-- start Given records --

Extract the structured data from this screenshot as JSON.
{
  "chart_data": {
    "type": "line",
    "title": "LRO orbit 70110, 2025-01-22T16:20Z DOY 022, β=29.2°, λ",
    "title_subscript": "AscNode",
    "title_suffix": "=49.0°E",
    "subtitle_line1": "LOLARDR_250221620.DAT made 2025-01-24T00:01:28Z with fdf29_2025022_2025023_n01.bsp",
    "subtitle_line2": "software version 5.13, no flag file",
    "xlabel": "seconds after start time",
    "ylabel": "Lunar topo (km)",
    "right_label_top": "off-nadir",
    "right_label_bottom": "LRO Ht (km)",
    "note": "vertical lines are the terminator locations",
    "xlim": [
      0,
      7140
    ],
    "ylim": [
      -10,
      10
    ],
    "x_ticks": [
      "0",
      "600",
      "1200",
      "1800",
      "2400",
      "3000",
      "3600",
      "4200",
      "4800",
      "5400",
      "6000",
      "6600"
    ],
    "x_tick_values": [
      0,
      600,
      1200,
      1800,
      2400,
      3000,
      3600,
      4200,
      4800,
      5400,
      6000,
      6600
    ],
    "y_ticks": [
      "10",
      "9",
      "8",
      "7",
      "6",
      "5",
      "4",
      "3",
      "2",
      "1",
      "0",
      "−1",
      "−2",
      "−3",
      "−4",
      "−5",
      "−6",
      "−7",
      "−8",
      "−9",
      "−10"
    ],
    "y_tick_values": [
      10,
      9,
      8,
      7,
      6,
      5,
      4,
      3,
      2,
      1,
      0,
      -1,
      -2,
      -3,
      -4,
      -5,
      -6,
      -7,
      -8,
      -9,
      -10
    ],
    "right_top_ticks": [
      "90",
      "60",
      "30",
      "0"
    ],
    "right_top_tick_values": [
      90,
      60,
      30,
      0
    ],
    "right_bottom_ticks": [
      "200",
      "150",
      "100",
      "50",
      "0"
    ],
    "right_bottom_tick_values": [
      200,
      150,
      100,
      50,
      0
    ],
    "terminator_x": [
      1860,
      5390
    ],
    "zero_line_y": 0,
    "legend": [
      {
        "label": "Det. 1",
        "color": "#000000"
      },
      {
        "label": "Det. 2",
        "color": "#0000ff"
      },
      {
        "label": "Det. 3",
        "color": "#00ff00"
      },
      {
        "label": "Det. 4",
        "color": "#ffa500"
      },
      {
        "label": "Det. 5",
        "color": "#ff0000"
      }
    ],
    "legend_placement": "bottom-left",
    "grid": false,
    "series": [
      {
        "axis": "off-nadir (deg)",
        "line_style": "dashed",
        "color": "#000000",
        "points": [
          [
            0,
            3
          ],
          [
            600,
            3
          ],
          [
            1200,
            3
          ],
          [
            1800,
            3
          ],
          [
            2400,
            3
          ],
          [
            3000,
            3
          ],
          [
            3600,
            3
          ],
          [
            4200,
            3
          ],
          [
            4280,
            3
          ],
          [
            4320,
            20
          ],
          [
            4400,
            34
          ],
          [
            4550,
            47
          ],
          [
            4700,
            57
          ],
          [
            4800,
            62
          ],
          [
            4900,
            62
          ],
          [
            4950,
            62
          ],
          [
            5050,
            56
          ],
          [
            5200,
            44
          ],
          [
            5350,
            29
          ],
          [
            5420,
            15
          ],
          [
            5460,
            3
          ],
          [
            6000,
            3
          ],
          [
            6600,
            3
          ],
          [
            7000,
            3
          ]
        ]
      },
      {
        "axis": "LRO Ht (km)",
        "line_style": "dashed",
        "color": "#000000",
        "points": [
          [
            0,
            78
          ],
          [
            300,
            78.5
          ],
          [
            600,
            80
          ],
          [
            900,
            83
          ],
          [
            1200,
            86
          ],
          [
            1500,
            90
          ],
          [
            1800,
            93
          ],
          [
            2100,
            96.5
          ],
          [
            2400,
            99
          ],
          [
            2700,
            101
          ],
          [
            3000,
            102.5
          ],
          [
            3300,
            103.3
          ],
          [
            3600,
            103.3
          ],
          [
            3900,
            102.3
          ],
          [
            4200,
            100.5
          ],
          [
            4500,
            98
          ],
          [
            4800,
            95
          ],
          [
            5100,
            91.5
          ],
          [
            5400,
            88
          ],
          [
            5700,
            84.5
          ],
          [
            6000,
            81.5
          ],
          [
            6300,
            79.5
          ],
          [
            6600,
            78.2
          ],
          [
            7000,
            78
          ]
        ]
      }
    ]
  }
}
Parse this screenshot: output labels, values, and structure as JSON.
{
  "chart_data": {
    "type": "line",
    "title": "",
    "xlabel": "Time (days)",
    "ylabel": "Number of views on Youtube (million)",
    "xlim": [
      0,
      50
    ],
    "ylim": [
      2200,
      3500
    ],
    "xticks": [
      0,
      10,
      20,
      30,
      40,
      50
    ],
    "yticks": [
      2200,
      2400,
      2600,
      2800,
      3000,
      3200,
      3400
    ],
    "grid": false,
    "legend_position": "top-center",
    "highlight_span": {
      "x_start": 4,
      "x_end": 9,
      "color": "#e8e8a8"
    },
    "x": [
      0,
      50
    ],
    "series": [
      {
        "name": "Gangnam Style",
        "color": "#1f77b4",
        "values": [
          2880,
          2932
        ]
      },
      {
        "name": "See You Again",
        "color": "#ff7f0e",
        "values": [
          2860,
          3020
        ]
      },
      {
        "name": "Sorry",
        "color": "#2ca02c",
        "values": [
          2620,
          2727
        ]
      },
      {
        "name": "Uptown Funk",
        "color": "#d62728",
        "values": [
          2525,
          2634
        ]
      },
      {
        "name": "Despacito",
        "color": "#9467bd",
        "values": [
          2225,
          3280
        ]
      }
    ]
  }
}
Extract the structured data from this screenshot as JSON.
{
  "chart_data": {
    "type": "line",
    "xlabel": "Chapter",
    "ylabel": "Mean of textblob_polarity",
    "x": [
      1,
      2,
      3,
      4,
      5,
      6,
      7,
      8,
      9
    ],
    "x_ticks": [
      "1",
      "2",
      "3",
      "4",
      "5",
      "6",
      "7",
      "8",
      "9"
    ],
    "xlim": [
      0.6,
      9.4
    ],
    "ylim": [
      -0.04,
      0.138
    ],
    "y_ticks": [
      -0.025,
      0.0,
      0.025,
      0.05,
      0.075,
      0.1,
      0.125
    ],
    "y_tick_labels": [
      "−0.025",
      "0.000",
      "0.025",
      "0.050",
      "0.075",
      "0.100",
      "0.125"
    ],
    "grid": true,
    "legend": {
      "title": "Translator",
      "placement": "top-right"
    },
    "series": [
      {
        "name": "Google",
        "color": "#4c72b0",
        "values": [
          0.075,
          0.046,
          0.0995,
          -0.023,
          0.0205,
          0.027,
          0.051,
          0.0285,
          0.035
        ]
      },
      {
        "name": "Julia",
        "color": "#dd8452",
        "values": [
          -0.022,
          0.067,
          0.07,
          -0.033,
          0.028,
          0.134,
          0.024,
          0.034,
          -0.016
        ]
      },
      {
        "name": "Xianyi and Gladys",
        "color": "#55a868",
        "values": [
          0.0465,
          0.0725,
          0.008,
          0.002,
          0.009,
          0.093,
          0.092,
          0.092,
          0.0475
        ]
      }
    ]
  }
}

-- end Given records --

> Problem statement: Each record above must be given again exactly.

> Full output:
Extract the structured data from this screenshot as JSON.
{
  "chart_data": {
    "type": "line",
    "title": "LRO orbit 70110, 2025-01-22T16:20Z DOY 022, β=29.2°, λ",
    "title_subscript": "AscNode",
    "title_suffix": "=49.0°E",
    "subtitle_line1": "LOLARDR_250221620.DAT made 2025-01-24T00:01:28Z with fdf29_2025022_2025023_n01.bsp",
    "subtitle_line2": "software version 5.13, no flag file",
    "xlabel": "seconds after start time",
    "ylabel": "Lunar topo (km)",
    "right_label_top": "off-nadir",
    "right_label_bottom": "LRO Ht (km)",
    "note": "vertical lines are the terminator locations",
    "xlim": [
      0,
      7140
    ],
    "ylim": [
      -10,
      10
    ],
    "x_ticks": [
      "0",
      "600",
      "1200",
      "1800",
      "2400",
      "3000",
      "3600",
      "4200",
      "4800",
      "5400",
      "6000",
      "6600"
    ],
    "x_tick_values": [
      0,
      600,
      1200,
      1800,
      2400,
      3000,
      3600,
      4200,
      4800,
      5400,
      6000,
      6600
    ],
    "y_ticks": [
      "10",
      "9",
      "8",
      "7",
      "6",
      "5",
      "4",
      "3",
      "2",
      "1",
      "0",
      "−1",
      "−2",
      "−3",
      "−4",
      "−5",
      "−6",
      "−7",
      "−8",
      "−9",
      "−10"
    ],
    "y_tick_values": [
      10,
      9,
      8,
      7,
      6,
      5,
      4,
      3,
      2,
      1,
      0,
      -1,
      -2,
      -3,
      -4,
      -5,
      -6,
      -7,
      -8,
      -9,
      -10
    ],
    "right_top_ticks": [
      "90",
      "60",
      "30",
      "0"
    ],
    "right_top_tick_values": [
      90,
      60,
      30,
      0
    ],
    "right_bottom_ticks": [
      "200",
      "150",
      "100",
      "50",
      "0"
    ],
    "right_bottom_tick_values": [
      200,
      150,
      100,
      50,
      0
    ],
    "terminator_x": [
      1860,
      5390
    ],
    "zero_line_y": 0,
    "legend": [
      {
        "label": "Det. 1",
        "color": "#000000"
      },
      {
        "label": "Det. 2",
        "color": "#0000ff"
      },
      {
        "label": "Det. 3",
        "color": "#00ff00"
      },
      {
        "label": "Det. 4",
        "color": "#ffa500"
      },
      {
        "label": "Det. 5",
        "color": "#ff0000"
      }
    ],
    "legend_placement": "bottom-left",
    "grid": false,
    "series": [
      {
        "axis": "off-nadir (deg)",
        "line_style": "dashed",
        "color": "#000000",
        "points": [
          [
            0,
            3
          ],
          [
            600,
            3
          ],
          [
            1200,
            3
          ],
          [
            1800,
            3
          ],
          [
            2400,
            3
          ],
          [
            3000,
            3
          ],
          [
            3600,
            3
          ],
          [
            4200,
            3
          ],
          [
            4280,
            3
          ],
          [
            4320,
            20
          ],
          [
            4400,
            34
          ],
          [
            4550,
            47
          ],
          [
            4700,
            57
          ],
          [
            4800,
            62
          ],
          [
            4900,
            62
          ],
          [
            4950,
            62
          ],
          [
            5050,
            56
          ],
          [
            5200,
            44
          ],
          [
            5350,
            29
          ],
          [
            5420,
            15
          ],
          [
            5460,
            3
          ],
          [
            6000,
            3
          ],
          [
            6600,
            3
          ],
          [
            7000,
            3
          ]
        ]
      },
      {
        "axis": "LRO Ht (km)",
        "line_style": "dashed",
        "color": "#000000",
        "points": [
          [
            0,
            78
          ],
          [
            300,
            78.5
          ],
          [
            600,
            80
          ],
          [
            900,
            83
          ],
          [
            1200,
            86
          ],
          [
            1500,
            90
          ],
          [
            1800,
            93
          ],
          [
            2100,
            96.5
          ],
          [
            2400,
            99
          ],
          [
            2700,
            101
          ],
          [
            3000,
            102.5
          ],
          [
            3300,
            103.3
          ],
          [
            3600,
            103.3
          ],
          [
            3900,
            102.3
          ],
          [
            4200,
            100.5
          ],
          [
            4500,
            98
          ],
          [
            4800,
            95
          ],
          [
            5100,
            91.5
          ],
          [
            5400,
            88
          ],
          [
            5700,
            84.5
          ],
          [
            6000,
            81.5
          ],
          [
            6300,
            79.5
          ],
          [
            6600,
            78.2
          ],
          [
            7000,
            78
          ]
        ]
      }
    ]
  }
}
Parse this screenshot: output labels, values, and structure as JSON.
{
  "chart_data": {
    "type": "line",
    "title": "",
    "xlabel": "Time (days)",
    "ylabel": "Number of views on Youtube (million)",
    "xlim": [
      0,
      50
    ],
    "ylim": [
      2200,
      3500
    ],
    "xticks": [
      0,
      10,
      20,
      30,
      40,
      50
    ],
    "yticks": [
      2200,
      2400,
      2600,
      2800,
      3000,
      3200,
      3400
    ],
    "grid": false,
    "legend_position": "top-center",
    "highlight_span": {
      "x_start": 4,
      "x_end": 9,
      "color": "#e8e8a8"
    },
    "x": [
      0,
      50
    ],
    "series": [
      {
        "name": "Gangnam Style",
        "color": "#1f77b4",
        "values": [
          2880,
          2932
        ]
      },
      {
        "name": "See You Again",
        "color": "#ff7f0e",
        "values": [
          2860,
          3020
        ]
      },
      {
        "name": "Sorry",
        "color": "#2ca02c",
        "values": [
          2620,
          2727
        ]
      },
      {
        "name": "Uptown Funk",
        "color": "#d62728",
        "values": [
          2525,
          2634
        ]
      },
      {
        "name": "Despacito",
        "color": "#9467bd",
        "values": [
          2225,
          3280
        ]
      }
    ]
  }
}
Extract the structured data from this screenshot as JSON.
{
  "chart_data": {
    "type": "line",
    "xlabel": "Chapter",
    "ylabel": "Mean of textblob_polarity",
    "x": [
      1,
      2,
      3,
      4,
      5,
      6,
      7,
      8,
      9
    ],
    "x_ticks": [
      "1",
      "2",
      "3",
      "4",
      "5",
      "6",
      "7",
      "8",
      "9"
    ],
    "xlim": [
      0.6,
      9.4
    ],
    "ylim": [
      -0.04,
      0.138
    ],
    "y_ticks": [
      -0.025,
      0.0,
      0.025,
      0.05,
      0.075,
      0.1,
      0.125
    ],
    "y_tick_labels": [
      "−0.025",
      "0.000",
      "0.025",
      "0.050",
      "0.075",
      "0.100",
      "0.125"
    ],
    "grid": true,
    "legend": {
      "title": "Translator",
      "placement": "top-right"
    },
    "series": [
      {
        "name": "Google",
        "color": "#4c72b0",
        "values": [
          0.075,
          0.046,
          0.0995,
          -0.023,
          0.0205,
          0.027,
          0.051,
          0.0285,
          0.035
        ]
      },
      {
        "name": "Julia",
        "color": "#dd8452",
        "values": [
          -0.022,
          0.067,
          0.07,
          -0.033,
          0.028,
          0.134,
          0.024,
          0.034,
          -0.016
        ]
      },
      {
        "name": "Xianyi and Gladys",
        "color": "#55a868",
        "values": [
          0.0465,
          0.0725,
          0.008,
          0.002,
          0.009,
          0.093,
          0.092,
          0.092,
          0.0475
        ]
      }
    ]
  }
}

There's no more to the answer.